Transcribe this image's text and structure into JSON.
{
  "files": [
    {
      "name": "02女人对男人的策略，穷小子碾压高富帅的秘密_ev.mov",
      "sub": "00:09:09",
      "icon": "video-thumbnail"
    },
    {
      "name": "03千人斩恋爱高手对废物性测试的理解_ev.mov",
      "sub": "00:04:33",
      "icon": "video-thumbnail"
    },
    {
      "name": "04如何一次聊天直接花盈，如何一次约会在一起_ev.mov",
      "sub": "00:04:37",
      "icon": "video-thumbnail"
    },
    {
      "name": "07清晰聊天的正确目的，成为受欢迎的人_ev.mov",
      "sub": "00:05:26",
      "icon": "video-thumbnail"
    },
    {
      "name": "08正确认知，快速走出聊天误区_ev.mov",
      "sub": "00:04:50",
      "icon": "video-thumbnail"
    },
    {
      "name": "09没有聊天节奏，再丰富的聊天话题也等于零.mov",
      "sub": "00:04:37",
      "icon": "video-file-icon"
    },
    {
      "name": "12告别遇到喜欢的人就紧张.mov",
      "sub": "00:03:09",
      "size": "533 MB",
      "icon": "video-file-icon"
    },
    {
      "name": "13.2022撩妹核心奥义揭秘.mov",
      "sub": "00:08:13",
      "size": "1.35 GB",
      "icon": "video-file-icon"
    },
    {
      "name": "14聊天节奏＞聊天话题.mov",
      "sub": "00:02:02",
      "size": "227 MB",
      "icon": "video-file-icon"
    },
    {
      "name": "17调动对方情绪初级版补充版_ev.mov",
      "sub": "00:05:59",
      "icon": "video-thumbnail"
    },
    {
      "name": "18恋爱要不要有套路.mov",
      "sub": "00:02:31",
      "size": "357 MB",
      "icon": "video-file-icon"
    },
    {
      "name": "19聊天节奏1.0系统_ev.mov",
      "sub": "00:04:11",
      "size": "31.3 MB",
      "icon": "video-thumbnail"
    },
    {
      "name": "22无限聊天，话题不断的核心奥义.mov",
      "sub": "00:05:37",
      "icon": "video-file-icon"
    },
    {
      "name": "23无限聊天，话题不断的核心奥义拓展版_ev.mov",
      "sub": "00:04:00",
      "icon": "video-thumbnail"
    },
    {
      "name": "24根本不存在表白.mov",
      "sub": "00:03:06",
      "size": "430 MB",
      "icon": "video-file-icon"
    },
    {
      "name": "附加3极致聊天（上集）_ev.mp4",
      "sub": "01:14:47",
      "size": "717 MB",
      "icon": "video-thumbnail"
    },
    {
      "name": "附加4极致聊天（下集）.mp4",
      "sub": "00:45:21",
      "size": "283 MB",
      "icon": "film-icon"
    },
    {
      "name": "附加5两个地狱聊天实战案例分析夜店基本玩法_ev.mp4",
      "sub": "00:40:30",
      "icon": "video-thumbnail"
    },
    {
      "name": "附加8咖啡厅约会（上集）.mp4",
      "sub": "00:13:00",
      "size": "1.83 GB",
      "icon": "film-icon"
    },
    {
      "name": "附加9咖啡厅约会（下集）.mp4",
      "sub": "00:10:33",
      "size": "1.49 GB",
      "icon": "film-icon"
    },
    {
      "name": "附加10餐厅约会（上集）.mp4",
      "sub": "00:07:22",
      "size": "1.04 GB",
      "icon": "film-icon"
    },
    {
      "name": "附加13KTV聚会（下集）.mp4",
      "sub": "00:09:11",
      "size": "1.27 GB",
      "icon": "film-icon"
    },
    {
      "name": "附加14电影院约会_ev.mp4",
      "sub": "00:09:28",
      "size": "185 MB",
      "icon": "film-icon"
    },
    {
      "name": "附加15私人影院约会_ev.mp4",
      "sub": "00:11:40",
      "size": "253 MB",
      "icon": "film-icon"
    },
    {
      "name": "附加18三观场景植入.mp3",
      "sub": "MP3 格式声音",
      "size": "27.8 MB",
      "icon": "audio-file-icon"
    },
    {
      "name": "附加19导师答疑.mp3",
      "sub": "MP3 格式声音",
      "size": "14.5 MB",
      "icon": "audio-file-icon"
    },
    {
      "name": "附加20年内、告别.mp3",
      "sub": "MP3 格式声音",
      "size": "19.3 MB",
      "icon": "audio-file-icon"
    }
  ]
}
·····
Every entry must be output again, exactly as written above.

> **The completed task**:
Transcribe this image's text and structure into JSON.
{
  "files": [
    {
      "name": "02女人对男人的策略，穷小子碾压高富帅的秘密_ev.mov",
      "sub": "00:09:09",
      "icon": "video-thumbnail"
    },
    {
      "name": "03千人斩恋爱高手对废物性测试的理解_ev.mov",
      "sub": "00:04:33",
      "icon": "video-thumbnail"
    },
    {
      "name": "04如何一次聊天直接花盈，如何一次约会在一起_ev.mov",
      "sub": "00:04:37",
      "icon": "video-thumbnail"
    },
    {
      "name": "07清晰聊天的正确目的，成为受欢迎的人_ev.mov",
      "sub": "00:05:26",
      "icon": "video-thumbnail"
    },
    {
      "name": "08正确认知，快速走出聊天误区_ev.mov",
      "sub": "00:04:50",
      "icon": "video-thumbnail"
    },
    {
      "name": "09没有聊天节奏，再丰富的聊天话题也等于零.mov",
      "sub": "00:04:37",
      "icon": "video-file-icon"
    },
    {
      "name": "12告别遇到喜欢的人就紧张.mov",
      "sub": "00:03:09",
      "size": "533 MB",
      "icon": "video-file-icon"
    },
    {
      "name": "13.2022撩妹核心奥义揭秘.mov",
      "sub": "00:08:13",
      "size": "1.35 GB",
      "icon": "video-file-icon"
    },
    {
      "name": "14聊天节奏＞聊天话题.mov",
      "sub": "00:02:02",
      "size": "227 MB",
      "icon": "video-file-icon"
    },
    {
      "name": "17调动对方情绪初级版补充版_ev.mov",
      "sub": "00:05:59",
      "icon": "video-thumbnail"
    },
    {
      "name": "18恋爱要不要有套路.mov",
      "sub": "00:02:31",
      "size": "357 MB",
      "icon": "video-file-icon"
    },
    {
      "name": "19聊天节奏1.0系统_ev.mov",
      "sub": "00:04:11",
      "size": "31.3 MB",
      "icon": "video-thumbnail"
    },
    {
      "name": "22无限聊天，话题不断的核心奥义.mov",
      "sub": "00:05:37",
      "icon": "video-file-icon"
    },
    {
      "name": "23无限聊天，话题不断的核心奥义拓展版_ev.mov",
      "sub": "00:04:00",
      "icon": "video-thumbnail"
    },
    {
      "name": "24根本不存在表白.mov",
      "sub": "00:03:06",
      "size": "430 MB",
      "icon": "video-file-icon"
    },
    {
      "name": "附加3极致聊天（上集）_ev.mp4",
      "sub": "01:14:47",
      "size": "717 MB",
      "icon": "video-thumbnail"
    },
    {
      "name": "附加4极致聊天（下集）.mp4",
      "sub": "00:45:21",
      "size": "283 MB",
      "icon": "film-icon"
    },
    {
      "name": "附加5两个地狱聊天实战案例分析夜店基本玩法_ev.mp4",
      "sub": "00:40:30",
      "icon": "video-thumbnail"
    },
    {
      "name": "附加8咖啡厅约会（上集）.mp4",
      "sub": "00:13:00",
      "size": "1.83 GB",
      "icon": "film-icon"
    },
    {
      "name": "附加9咖啡厅约会（下集）.mp4",
      "sub": "00:10:33",
      "size": "1.49 GB",
      "icon": "film-icon"
    },
    {
      "name": "附加10餐厅约会（上集）.mp4",
      "sub": "00:07:22",
      "size": "1.04 GB",
      "icon": "film-icon"
    },
    {
      "name": "附加13KTV聚会（下集）.mp4",
      "sub": "00:09:11",
      "size": "1.27 GB",
      "icon": "film-icon"
    },
    {
      "name": "附加14电影院约会_ev.mp4",
      "sub": "00:09:28",
      "size": "185 MB",
      "icon": "film-icon"
    },
    {
      "name": "附加15私人影院约会_ev.mp4",
      "sub": "00:11:40",
      "size": "253 MB",
      "icon": "film-icon"
    },
    {
      "name": "附加18三观场景植入.mp3",
      "sub": "MP3 格式声音",
      "size": "27.8 MB",
      "icon": "audio-file-icon"
    },
    {
      "name": "附加19导师答疑.mp3",
      "sub": "MP3 格式声音",
      "size": "14.5 MB",
      "icon": "audio-file-icon"
    },
    {
      "name": "附加20年内、告别.mp3",
      "sub": "MP3 格式声音",
      "size": "19.3 MB",
      "icon": "audio-file-icon"
    }
  ]
}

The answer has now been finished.